WORK INSTRUCTIONS >> Reproduce each line that includes the word "date".
--------------------------------------------------
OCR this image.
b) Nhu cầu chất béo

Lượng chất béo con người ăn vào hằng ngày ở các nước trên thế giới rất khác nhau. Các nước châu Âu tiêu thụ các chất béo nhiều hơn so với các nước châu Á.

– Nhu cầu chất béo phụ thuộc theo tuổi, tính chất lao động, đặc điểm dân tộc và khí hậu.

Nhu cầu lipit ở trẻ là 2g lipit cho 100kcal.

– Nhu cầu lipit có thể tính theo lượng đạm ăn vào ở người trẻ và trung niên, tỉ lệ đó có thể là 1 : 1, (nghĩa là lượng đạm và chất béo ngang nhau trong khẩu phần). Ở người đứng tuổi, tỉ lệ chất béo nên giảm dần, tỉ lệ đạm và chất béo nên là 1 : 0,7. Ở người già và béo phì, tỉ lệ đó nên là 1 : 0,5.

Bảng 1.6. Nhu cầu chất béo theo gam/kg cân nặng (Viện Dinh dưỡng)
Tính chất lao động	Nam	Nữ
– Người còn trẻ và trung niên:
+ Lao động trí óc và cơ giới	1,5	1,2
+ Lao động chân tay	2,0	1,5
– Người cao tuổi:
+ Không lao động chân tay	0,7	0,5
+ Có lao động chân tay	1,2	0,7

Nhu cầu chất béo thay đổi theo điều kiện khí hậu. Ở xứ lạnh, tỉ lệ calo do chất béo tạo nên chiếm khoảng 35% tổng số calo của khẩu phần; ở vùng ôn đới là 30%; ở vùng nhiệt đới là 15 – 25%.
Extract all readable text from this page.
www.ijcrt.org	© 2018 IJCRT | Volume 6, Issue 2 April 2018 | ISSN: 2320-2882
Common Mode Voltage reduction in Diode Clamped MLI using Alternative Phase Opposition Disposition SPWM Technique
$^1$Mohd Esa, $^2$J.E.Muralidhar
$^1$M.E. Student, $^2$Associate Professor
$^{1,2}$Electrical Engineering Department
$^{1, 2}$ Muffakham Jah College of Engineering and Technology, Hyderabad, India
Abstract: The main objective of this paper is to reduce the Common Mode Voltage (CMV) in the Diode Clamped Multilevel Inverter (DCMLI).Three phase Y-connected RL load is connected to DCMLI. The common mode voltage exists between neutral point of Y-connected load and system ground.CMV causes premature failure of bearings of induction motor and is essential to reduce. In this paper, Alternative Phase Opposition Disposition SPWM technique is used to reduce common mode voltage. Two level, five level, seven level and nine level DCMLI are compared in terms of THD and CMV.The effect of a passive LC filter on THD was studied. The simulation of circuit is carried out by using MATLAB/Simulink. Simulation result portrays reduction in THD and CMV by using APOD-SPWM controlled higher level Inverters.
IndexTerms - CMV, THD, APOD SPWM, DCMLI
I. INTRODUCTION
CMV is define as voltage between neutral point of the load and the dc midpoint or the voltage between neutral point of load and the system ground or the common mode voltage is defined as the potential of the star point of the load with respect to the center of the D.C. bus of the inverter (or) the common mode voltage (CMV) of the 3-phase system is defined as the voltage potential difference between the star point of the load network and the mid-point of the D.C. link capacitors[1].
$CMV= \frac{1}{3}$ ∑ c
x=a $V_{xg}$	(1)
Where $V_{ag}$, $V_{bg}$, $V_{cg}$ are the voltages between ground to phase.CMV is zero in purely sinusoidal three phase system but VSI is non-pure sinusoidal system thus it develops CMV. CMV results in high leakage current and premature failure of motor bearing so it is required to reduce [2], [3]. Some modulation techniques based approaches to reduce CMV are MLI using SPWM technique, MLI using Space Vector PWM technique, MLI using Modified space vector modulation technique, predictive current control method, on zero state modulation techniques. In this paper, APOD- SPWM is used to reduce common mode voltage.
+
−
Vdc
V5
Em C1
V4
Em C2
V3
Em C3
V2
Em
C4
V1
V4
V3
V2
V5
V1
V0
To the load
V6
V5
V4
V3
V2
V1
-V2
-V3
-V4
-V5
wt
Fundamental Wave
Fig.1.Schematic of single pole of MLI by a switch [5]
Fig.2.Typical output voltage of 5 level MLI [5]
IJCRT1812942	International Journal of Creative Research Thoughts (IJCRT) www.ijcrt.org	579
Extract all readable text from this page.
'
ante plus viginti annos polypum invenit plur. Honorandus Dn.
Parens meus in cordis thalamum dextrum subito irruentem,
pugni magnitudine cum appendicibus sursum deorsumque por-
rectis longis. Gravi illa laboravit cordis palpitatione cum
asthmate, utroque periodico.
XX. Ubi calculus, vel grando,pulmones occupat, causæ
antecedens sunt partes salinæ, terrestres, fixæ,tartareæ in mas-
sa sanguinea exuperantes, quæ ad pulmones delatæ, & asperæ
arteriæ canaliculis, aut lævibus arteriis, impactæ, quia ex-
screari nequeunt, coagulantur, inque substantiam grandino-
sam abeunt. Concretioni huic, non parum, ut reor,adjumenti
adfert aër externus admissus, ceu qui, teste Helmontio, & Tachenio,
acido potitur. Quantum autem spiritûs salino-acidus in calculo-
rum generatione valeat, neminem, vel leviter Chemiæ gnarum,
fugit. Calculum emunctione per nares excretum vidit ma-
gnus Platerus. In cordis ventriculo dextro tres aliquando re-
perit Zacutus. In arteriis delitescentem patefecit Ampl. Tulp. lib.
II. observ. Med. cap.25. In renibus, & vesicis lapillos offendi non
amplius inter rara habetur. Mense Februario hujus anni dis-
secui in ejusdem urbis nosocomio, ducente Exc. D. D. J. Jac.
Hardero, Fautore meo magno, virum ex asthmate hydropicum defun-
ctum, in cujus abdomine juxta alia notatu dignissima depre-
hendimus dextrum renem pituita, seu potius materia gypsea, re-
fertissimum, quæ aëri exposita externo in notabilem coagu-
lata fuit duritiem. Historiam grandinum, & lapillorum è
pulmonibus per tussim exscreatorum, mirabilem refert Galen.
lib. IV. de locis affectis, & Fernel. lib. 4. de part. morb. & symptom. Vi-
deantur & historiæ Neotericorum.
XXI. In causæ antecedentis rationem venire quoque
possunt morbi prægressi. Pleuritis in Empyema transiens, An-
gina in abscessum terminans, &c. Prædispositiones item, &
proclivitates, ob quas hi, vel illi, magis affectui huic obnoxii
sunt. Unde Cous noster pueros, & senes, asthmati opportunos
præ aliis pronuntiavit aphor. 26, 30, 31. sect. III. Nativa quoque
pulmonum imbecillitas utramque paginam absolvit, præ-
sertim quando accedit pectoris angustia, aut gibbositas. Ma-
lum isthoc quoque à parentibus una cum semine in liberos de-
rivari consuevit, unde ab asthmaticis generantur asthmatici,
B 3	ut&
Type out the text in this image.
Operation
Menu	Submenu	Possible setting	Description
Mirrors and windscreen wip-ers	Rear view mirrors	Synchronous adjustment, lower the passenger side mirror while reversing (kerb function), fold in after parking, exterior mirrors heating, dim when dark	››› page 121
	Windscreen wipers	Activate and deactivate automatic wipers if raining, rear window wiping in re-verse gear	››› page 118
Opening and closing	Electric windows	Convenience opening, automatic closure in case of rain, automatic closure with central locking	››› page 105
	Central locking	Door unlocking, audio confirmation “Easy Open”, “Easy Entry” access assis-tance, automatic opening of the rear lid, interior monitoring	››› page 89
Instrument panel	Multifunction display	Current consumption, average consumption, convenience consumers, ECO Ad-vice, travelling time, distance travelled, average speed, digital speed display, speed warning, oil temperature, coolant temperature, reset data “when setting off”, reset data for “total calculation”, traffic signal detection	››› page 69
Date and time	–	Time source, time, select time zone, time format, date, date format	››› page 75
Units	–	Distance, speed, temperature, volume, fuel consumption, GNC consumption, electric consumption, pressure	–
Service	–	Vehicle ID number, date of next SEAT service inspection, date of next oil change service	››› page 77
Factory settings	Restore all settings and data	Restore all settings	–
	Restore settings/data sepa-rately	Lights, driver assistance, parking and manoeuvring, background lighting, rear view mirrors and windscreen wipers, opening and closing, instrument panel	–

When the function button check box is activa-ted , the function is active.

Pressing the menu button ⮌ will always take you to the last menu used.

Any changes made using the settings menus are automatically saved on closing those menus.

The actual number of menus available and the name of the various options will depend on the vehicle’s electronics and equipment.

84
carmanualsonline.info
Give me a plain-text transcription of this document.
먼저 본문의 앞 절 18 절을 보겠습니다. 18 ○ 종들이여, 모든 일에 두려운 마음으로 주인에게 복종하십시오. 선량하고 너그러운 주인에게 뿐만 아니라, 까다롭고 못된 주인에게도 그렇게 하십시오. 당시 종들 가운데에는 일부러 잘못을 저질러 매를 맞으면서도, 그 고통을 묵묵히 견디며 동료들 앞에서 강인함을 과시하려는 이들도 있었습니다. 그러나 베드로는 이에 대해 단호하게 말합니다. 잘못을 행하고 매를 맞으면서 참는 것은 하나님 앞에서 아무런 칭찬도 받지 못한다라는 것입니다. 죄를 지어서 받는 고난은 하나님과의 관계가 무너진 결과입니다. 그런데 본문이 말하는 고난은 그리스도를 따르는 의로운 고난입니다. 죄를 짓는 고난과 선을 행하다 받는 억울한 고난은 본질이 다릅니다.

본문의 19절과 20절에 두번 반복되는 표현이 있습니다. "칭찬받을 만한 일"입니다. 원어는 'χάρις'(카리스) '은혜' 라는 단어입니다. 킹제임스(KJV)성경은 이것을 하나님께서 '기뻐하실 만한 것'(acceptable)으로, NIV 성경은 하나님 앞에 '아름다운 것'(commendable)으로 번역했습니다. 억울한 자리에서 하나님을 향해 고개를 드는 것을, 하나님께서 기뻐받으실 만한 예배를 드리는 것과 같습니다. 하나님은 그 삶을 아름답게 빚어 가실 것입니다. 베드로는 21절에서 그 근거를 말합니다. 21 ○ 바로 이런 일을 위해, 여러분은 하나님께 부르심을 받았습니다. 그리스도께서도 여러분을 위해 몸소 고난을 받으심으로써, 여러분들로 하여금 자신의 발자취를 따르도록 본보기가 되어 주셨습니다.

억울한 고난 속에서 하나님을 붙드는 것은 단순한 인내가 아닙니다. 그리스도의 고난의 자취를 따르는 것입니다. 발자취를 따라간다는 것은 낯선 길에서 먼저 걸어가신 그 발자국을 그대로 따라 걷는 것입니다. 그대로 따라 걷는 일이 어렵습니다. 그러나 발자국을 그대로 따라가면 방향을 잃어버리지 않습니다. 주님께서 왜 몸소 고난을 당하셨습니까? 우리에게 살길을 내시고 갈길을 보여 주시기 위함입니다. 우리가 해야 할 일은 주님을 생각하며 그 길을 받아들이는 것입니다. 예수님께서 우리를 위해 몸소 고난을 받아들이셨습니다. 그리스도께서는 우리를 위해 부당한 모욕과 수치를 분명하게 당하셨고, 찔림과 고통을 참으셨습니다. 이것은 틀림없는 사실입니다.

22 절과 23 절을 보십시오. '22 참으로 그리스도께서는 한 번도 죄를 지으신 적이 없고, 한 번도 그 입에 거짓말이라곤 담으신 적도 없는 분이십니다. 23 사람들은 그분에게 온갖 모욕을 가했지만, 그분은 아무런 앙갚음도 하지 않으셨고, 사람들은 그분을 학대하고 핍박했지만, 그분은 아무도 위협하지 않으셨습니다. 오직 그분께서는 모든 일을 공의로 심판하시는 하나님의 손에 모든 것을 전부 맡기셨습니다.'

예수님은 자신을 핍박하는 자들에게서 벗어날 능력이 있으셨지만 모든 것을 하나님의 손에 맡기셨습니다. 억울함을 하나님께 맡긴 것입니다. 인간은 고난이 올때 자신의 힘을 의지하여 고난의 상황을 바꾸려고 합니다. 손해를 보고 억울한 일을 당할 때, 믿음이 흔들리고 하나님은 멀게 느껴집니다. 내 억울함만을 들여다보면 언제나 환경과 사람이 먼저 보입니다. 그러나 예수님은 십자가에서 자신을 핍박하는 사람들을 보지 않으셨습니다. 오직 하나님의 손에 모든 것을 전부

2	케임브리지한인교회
--------------------------------------------------
WRITTEN ANSWER >>
Date and time	–	Time source, time, select time zone, time format, date, date format	››› page 75
Service	–	Vehicle ID number, date of next SEAT service inspection, date of next oil change service	››› page 77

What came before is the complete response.